[Begin Record list]
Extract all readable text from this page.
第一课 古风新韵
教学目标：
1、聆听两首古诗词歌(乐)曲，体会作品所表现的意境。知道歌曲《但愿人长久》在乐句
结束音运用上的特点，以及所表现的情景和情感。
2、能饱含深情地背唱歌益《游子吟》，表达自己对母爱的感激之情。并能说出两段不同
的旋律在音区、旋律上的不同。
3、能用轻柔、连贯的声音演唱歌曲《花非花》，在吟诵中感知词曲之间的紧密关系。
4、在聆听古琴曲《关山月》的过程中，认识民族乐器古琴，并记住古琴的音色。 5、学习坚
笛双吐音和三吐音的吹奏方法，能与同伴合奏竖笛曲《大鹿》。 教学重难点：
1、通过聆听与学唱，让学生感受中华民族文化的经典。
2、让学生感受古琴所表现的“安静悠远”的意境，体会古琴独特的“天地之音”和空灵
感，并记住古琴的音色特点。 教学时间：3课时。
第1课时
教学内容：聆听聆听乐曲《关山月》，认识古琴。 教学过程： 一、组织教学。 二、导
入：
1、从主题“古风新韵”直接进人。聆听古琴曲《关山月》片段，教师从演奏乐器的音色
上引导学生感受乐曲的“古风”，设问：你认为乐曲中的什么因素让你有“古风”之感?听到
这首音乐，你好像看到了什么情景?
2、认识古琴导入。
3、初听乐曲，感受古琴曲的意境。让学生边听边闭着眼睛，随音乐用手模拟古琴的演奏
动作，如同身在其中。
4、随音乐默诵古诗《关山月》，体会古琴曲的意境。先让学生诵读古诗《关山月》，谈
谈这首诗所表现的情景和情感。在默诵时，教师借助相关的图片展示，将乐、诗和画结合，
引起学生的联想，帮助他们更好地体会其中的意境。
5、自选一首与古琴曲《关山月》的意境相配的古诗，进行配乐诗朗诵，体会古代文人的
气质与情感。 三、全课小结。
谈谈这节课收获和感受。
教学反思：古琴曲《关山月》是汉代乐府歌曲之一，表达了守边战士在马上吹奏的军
[End Record list]
The exercise>
Find each line holding the word "古风新韵" and copy it.

Task response>
第一课 古风新韵
1、从主题“古风新韵”直接进人。聆听古琴曲《关山月》片段，教师从演奏乐器的音色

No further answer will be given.